>> start

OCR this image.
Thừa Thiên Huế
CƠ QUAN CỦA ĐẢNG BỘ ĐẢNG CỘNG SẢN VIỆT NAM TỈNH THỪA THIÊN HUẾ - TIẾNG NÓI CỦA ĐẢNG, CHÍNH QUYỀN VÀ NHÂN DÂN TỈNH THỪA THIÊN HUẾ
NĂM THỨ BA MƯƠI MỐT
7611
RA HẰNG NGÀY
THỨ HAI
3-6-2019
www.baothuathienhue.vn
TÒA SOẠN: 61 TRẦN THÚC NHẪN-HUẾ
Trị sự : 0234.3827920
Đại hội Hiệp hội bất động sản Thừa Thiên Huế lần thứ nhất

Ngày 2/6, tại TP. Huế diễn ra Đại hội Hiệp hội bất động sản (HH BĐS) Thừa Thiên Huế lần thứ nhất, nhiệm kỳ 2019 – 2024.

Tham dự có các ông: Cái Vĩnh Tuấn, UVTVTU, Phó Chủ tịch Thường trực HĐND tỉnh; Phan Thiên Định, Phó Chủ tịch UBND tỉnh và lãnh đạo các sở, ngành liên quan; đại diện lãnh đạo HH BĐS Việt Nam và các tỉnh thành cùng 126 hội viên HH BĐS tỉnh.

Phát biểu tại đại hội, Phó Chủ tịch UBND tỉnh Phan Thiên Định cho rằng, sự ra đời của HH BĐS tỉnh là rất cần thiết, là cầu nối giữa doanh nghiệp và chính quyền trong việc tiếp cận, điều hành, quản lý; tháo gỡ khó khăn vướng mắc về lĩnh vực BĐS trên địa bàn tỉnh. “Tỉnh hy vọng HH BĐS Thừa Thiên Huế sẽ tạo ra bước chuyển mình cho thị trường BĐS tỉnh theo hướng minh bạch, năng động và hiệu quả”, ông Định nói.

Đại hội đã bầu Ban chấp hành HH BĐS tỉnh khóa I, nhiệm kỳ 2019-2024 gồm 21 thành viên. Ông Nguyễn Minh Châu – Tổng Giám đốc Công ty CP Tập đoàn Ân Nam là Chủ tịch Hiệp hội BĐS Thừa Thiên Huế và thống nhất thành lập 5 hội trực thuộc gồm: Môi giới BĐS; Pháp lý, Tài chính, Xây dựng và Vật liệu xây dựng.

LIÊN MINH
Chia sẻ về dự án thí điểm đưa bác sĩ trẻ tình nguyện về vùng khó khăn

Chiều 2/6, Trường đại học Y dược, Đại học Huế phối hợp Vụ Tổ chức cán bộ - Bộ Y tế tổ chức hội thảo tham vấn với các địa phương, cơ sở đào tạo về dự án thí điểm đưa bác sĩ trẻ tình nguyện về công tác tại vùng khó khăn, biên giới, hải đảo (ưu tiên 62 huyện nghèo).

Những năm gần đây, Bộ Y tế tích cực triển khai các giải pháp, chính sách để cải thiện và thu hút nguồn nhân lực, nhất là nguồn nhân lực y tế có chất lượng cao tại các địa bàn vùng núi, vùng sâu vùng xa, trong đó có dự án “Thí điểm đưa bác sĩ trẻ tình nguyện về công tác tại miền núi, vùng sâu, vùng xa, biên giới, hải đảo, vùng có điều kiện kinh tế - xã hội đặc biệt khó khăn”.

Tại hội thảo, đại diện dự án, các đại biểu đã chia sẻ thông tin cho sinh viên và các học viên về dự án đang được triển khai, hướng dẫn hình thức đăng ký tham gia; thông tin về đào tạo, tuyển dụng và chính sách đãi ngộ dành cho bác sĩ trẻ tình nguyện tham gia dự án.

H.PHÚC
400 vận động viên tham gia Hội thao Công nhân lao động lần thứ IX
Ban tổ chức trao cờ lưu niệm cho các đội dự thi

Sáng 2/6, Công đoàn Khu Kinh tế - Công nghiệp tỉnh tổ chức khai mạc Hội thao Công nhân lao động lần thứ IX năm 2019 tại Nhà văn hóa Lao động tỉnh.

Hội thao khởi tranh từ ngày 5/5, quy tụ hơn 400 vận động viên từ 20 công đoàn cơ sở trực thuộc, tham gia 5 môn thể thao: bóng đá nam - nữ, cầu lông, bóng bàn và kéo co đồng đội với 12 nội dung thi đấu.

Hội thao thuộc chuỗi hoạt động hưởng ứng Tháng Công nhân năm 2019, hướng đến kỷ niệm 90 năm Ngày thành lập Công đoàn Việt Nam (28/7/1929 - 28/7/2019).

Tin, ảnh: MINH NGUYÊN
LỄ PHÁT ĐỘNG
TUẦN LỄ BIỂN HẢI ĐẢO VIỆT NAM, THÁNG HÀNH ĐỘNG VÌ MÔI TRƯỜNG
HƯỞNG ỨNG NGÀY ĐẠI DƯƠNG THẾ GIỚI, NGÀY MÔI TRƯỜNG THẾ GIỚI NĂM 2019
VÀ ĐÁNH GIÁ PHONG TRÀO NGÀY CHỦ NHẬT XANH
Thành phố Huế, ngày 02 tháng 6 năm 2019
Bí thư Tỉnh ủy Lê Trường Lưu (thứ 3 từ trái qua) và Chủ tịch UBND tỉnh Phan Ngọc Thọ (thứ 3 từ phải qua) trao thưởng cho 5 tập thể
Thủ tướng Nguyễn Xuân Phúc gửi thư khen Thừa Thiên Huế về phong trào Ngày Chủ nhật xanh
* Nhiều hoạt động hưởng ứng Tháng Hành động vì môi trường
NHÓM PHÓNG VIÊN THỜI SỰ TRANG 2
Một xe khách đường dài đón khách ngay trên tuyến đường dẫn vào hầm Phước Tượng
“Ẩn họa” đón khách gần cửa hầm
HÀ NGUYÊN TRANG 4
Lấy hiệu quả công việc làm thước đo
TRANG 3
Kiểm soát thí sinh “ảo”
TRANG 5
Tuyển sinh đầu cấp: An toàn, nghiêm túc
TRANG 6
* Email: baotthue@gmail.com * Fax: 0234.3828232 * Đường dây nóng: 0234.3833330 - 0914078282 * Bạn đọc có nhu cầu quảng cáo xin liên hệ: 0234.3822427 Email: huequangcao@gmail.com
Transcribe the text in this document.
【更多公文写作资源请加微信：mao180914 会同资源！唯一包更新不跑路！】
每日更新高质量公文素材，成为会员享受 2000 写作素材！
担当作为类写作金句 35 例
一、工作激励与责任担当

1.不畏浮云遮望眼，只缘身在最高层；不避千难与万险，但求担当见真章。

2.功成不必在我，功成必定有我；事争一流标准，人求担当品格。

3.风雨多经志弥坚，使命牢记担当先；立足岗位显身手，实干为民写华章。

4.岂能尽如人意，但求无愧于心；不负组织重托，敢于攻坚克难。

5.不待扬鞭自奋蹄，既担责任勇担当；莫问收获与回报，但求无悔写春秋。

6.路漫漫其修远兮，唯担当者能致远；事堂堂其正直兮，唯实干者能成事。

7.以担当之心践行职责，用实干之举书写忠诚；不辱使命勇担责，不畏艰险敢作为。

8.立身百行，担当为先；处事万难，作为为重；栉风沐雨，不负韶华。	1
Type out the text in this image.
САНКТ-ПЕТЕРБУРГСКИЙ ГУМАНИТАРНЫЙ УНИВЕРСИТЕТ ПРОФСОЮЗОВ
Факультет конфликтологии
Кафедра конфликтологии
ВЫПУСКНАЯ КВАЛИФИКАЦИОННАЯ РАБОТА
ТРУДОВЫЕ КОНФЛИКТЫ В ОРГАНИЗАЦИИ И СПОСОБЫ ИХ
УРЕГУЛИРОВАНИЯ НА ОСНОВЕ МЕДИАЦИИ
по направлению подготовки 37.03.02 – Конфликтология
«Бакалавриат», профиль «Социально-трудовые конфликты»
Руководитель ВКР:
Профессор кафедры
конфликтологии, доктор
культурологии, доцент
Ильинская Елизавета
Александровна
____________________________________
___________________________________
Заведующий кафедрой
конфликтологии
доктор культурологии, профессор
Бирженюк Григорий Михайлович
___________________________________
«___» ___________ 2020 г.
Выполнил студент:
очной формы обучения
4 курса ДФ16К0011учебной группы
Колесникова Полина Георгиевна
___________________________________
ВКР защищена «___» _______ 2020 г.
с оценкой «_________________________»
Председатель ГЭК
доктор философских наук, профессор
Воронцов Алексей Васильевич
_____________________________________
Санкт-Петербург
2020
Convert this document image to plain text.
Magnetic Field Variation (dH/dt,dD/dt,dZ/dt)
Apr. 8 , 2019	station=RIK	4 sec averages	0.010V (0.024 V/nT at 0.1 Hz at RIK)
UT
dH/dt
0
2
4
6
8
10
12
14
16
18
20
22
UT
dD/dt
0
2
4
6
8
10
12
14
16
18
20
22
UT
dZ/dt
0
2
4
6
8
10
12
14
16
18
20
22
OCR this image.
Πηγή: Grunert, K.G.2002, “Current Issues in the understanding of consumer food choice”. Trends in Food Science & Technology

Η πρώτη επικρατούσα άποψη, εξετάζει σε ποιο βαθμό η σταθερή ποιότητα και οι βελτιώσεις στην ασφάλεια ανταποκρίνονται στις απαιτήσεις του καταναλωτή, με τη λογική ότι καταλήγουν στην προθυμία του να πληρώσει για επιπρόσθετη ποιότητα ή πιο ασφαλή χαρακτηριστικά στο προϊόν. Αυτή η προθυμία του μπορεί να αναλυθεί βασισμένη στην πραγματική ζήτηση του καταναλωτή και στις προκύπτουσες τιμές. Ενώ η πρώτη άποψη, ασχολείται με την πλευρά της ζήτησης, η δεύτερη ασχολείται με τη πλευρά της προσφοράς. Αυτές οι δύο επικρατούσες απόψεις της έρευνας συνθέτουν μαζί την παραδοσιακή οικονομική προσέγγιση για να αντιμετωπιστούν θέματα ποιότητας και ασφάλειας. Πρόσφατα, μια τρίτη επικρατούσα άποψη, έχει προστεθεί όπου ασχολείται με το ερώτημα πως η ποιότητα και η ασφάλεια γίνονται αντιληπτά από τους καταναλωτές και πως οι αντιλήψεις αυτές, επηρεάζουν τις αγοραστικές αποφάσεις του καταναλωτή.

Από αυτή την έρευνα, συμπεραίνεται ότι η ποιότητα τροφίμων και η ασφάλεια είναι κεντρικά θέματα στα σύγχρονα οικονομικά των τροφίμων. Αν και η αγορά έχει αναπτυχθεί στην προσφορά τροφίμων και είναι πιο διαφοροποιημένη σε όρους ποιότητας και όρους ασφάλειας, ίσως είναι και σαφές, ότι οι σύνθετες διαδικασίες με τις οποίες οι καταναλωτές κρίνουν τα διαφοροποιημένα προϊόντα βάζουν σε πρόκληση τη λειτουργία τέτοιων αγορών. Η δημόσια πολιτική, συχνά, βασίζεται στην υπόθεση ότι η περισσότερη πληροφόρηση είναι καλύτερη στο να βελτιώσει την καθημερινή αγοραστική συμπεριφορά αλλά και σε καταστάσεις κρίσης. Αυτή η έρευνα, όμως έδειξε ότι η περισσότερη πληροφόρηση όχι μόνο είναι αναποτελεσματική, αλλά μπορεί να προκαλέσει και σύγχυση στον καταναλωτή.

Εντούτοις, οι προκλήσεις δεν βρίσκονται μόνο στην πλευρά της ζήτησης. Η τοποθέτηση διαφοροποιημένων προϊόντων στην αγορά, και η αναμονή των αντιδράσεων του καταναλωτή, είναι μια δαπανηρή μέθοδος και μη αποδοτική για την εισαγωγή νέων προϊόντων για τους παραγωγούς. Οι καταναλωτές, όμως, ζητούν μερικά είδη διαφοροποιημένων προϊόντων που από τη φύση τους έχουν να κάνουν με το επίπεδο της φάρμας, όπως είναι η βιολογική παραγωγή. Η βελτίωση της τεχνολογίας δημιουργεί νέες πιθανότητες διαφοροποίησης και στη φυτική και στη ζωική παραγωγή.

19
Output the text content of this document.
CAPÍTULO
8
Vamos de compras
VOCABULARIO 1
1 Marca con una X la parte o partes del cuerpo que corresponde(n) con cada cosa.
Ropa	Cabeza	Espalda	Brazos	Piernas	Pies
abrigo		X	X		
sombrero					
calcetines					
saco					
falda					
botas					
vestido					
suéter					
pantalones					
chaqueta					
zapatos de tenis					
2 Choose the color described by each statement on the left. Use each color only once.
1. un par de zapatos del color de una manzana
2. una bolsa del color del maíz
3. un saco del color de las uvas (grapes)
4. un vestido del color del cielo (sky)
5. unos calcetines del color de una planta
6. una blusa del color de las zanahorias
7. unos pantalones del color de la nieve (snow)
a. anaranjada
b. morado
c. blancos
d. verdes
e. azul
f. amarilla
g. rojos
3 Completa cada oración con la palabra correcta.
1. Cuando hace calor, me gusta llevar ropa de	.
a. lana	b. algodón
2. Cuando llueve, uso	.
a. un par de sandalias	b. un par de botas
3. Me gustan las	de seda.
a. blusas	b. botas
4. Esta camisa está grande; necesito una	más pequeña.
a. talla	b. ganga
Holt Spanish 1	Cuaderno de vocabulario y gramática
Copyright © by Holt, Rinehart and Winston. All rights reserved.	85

>> end

Leave out every line without the string "botas" and copy the rest.

§ **RESULT**:
botas					
a. un par de sandalias	b. un par de botas
a. blusas	b. botas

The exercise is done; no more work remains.